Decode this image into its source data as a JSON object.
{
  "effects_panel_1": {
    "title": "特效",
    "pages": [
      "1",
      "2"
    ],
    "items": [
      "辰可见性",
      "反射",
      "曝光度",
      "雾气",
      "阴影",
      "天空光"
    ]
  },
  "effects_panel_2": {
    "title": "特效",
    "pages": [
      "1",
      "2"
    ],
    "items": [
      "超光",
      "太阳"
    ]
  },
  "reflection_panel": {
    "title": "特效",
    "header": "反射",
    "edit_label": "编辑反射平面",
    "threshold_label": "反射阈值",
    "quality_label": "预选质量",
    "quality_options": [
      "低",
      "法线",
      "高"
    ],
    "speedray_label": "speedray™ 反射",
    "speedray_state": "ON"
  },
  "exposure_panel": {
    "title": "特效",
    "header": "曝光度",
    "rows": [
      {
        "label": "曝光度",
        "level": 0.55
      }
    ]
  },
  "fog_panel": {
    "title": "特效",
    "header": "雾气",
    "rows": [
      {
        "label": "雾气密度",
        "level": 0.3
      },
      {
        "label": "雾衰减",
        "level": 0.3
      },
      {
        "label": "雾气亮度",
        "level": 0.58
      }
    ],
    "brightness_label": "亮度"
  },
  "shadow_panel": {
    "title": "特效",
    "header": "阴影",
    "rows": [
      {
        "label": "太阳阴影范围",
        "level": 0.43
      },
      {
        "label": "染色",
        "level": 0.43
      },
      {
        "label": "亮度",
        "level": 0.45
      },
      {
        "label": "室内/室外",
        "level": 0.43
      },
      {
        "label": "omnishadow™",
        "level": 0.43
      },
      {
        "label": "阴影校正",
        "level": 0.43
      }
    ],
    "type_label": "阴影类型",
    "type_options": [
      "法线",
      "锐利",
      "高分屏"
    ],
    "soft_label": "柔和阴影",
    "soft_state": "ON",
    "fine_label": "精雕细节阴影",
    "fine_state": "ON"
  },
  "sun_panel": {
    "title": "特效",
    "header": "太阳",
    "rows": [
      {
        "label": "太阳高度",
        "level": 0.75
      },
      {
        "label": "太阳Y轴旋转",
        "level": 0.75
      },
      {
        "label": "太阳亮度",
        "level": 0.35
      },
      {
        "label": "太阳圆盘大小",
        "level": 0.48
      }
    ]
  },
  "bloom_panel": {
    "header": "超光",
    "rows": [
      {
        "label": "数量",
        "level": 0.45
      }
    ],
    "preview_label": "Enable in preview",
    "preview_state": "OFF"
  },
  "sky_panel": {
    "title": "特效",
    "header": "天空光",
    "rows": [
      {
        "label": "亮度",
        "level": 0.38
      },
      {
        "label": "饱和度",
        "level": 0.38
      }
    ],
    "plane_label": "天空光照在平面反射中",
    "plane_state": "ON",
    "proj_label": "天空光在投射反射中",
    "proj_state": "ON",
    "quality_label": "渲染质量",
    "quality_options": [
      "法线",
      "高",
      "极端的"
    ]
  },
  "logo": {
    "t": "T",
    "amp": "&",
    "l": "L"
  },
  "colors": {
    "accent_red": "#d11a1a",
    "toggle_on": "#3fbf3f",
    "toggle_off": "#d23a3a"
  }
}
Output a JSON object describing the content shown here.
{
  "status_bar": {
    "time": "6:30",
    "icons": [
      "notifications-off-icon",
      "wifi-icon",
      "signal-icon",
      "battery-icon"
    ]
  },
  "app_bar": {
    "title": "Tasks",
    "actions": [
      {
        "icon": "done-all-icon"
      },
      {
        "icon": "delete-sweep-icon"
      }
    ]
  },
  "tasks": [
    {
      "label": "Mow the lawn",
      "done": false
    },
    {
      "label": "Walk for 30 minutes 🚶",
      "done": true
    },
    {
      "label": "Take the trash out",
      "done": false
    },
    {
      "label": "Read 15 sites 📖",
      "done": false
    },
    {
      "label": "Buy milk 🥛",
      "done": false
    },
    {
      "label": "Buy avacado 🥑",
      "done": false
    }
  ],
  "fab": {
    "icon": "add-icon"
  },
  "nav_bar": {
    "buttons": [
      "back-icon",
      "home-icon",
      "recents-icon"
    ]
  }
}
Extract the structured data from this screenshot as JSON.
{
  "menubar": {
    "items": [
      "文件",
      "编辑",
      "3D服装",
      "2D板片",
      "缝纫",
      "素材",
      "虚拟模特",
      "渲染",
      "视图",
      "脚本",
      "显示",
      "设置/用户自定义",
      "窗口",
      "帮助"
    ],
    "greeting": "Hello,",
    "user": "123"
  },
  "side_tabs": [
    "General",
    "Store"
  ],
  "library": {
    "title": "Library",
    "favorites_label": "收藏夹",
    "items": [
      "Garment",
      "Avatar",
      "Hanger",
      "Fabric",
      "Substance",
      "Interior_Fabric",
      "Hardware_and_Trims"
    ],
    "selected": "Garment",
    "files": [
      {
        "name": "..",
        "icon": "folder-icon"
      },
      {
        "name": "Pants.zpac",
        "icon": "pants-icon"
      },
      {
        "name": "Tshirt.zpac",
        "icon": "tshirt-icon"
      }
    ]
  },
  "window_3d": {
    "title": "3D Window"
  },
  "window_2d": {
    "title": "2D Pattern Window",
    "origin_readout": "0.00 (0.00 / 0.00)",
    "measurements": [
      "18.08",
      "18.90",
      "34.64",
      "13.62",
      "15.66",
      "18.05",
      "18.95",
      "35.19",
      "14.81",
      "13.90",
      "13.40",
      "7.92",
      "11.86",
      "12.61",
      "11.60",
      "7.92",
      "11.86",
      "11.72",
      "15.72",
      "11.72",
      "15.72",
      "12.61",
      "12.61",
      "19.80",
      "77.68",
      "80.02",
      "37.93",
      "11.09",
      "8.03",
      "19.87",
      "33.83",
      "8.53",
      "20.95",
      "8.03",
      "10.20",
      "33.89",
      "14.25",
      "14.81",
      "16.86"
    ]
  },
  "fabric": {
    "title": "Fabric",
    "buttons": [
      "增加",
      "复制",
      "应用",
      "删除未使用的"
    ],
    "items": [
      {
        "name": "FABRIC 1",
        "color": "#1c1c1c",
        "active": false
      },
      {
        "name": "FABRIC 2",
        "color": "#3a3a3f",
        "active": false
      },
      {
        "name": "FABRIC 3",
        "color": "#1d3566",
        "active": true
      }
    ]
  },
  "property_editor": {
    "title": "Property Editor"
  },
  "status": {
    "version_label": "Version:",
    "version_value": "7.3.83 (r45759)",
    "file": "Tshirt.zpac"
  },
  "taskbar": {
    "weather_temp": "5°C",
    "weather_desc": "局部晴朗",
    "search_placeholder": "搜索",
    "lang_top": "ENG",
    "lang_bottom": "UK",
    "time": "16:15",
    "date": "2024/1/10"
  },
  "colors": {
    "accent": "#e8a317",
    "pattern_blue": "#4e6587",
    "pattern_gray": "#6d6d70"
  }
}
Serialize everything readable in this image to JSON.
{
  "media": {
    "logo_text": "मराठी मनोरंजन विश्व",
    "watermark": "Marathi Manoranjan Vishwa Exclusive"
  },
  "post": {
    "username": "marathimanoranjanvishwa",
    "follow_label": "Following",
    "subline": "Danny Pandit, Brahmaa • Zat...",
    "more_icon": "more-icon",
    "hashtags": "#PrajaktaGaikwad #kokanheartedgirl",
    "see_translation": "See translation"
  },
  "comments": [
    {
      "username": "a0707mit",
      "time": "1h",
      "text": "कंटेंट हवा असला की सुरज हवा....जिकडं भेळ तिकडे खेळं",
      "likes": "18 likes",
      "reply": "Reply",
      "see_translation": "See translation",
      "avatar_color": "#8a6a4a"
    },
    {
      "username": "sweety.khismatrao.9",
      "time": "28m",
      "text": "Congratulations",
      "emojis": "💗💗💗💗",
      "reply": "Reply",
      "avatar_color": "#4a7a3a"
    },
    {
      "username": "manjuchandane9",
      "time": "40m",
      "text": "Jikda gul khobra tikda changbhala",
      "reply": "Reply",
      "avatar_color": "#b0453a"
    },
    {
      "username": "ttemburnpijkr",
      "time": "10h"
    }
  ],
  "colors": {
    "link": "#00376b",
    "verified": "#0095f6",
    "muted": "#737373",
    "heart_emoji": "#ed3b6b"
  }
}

### WORK INSTRUCTIONS
From the line with "Serialize everything readable" to the last line of the material, give every line again exactly, and only those lines.

### SOLUTION
Serialize everything readable in this image to JSON.
{
  "media": {
    "logo_text": "मराठी मनोरंजन विश्व",
    "watermark": "Marathi Manoranjan Vishwa Exclusive"
  },
  "post": {
    "username": "marathimanoranjanvishwa",
    "follow_label": "Following",
    "subline": "Danny Pandit, Brahmaa • Zat...",
    "more_icon": "more-icon",
    "hashtags": "#PrajaktaGaikwad #kokanheartedgirl",
    "see_translation": "See translation"
  },
  "comments": [
    {
      "username": "a0707mit",
      "time": "1h",
      "text": "कंटेंट हवा असला की सुरज हवा....जिकडं भेळ तिकडे खेळं",
      "likes": "18 likes",
      "reply": "Reply",
      "see_translation": "See translation",
      "avatar_color": "#8a6a4a"
    },
    {
      "username": "sweety.khismatrao.9",
      "time": "28m",
      "text": "Congratulations",
      "emojis": "💗💗💗💗",
      "reply": "Reply",
      "avatar_color": "#4a7a3a"
    },
    {
      "username": "manjuchandane9",
      "time": "40m",
      "text": "Jikda gul khobra tikda changbhala",
      "reply": "Reply",
      "avatar_color": "#b0453a"
    },
    {
      "username": "ttemburnpijkr",
      "time": "10h"
    }
  ],
  "colors": {
    "link": "#00376b",
    "verified": "#0095f6",
    "muted": "#737373",
    "heart_emoji": "#ed3b6b"
  }
}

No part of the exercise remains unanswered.